(Rows from a figure dataset)
## Begin

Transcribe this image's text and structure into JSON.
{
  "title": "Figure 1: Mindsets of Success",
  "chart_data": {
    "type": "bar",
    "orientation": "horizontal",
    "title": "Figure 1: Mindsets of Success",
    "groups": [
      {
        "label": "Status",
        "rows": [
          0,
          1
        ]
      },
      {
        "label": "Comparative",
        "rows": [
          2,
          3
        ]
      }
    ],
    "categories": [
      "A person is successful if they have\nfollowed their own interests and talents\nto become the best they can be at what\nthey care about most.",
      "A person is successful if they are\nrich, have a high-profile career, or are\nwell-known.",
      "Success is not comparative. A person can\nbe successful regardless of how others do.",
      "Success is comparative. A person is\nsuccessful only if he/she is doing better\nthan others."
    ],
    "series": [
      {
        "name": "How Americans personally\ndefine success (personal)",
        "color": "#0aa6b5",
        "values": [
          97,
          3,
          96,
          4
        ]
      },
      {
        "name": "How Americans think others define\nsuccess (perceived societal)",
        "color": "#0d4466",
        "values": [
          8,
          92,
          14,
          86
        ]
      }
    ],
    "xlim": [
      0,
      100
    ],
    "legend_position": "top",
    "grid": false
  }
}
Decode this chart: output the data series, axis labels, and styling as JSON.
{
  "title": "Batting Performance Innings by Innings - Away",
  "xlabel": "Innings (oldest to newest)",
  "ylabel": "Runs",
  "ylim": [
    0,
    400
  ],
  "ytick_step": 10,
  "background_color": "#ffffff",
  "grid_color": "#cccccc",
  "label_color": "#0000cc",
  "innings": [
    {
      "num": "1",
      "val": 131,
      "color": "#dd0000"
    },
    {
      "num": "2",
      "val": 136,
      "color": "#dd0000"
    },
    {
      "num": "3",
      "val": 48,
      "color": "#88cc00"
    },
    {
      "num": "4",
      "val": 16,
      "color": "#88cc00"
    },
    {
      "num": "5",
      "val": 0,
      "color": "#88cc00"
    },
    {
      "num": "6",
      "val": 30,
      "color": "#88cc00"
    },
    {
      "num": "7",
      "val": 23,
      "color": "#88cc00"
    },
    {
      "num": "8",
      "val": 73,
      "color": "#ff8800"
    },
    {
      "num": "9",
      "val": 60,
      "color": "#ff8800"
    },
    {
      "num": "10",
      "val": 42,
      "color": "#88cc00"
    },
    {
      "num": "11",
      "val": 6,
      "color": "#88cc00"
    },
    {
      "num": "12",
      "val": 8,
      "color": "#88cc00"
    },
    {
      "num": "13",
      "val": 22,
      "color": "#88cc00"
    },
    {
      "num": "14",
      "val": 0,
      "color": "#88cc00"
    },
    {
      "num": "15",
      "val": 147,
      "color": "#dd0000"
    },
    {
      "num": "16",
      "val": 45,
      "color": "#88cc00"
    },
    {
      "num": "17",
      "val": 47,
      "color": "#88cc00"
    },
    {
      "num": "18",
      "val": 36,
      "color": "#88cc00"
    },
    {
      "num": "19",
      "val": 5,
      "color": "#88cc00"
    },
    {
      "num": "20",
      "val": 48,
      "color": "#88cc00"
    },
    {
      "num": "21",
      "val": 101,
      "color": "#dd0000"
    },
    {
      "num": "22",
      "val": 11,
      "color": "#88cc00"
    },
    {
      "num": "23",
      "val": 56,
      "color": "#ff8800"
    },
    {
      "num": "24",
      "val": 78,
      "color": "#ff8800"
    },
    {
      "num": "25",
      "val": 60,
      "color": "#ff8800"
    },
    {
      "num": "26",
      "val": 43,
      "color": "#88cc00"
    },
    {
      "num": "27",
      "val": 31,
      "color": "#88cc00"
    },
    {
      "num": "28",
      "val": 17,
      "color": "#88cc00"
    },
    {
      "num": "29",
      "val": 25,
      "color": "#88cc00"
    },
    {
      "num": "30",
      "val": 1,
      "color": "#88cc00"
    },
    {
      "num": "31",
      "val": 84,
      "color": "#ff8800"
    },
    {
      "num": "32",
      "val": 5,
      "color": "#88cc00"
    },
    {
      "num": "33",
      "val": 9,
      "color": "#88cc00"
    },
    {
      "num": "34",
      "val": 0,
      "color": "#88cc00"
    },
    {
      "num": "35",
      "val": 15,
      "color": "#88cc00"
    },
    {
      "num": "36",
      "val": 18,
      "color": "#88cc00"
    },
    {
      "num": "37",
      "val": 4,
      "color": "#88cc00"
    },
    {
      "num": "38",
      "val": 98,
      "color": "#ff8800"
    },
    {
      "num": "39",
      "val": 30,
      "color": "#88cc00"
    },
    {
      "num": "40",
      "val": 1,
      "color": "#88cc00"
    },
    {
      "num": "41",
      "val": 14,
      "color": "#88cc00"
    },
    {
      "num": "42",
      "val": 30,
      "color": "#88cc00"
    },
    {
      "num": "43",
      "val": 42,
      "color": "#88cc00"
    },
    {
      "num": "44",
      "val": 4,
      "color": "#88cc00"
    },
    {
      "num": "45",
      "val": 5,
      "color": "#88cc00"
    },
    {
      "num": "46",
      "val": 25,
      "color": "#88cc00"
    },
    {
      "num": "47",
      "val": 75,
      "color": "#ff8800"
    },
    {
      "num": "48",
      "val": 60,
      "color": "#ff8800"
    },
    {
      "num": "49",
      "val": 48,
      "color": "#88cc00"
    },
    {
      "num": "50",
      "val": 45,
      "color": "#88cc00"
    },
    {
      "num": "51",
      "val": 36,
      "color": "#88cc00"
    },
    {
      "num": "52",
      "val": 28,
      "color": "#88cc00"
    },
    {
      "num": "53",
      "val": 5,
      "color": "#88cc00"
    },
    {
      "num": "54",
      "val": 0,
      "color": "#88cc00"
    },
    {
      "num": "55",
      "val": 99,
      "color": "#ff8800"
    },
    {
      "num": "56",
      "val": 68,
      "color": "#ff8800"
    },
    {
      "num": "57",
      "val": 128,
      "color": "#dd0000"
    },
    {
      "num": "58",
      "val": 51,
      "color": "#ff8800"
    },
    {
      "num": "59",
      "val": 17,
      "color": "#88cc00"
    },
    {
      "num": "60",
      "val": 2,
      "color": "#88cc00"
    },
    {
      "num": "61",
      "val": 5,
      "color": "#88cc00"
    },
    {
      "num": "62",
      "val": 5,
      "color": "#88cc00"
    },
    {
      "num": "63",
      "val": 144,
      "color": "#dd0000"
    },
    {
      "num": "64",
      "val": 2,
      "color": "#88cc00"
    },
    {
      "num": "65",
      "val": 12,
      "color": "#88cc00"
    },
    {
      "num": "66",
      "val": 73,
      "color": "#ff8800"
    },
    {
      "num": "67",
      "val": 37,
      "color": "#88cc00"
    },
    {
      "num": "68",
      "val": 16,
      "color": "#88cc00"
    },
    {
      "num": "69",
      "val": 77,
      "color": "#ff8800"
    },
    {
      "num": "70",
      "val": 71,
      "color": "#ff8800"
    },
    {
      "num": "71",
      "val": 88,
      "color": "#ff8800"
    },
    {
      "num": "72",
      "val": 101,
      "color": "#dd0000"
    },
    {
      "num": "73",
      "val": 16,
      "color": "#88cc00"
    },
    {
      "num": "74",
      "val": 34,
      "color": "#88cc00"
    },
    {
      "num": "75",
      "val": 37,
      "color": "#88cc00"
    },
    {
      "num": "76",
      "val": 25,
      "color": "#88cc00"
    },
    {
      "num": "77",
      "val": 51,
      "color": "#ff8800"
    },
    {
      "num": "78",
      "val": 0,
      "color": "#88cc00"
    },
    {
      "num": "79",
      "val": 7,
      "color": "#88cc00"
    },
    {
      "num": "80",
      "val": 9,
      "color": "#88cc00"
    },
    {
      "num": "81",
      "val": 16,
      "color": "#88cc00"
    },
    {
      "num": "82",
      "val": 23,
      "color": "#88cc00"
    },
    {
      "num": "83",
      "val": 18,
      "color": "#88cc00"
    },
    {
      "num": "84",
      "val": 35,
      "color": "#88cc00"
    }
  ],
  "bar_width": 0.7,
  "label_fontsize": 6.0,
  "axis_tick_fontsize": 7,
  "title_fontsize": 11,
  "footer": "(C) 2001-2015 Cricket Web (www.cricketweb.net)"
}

## End

■ **TASK OBJECTIVE**:
Among the records above, find each line holding the string "name" and pull it out.

■ **PROBLEM SOLUTION**:
        "name": "How Americans personally\ndefine success (personal)",
        "name": "How Americans think others define\nsuccess (perceived societal)",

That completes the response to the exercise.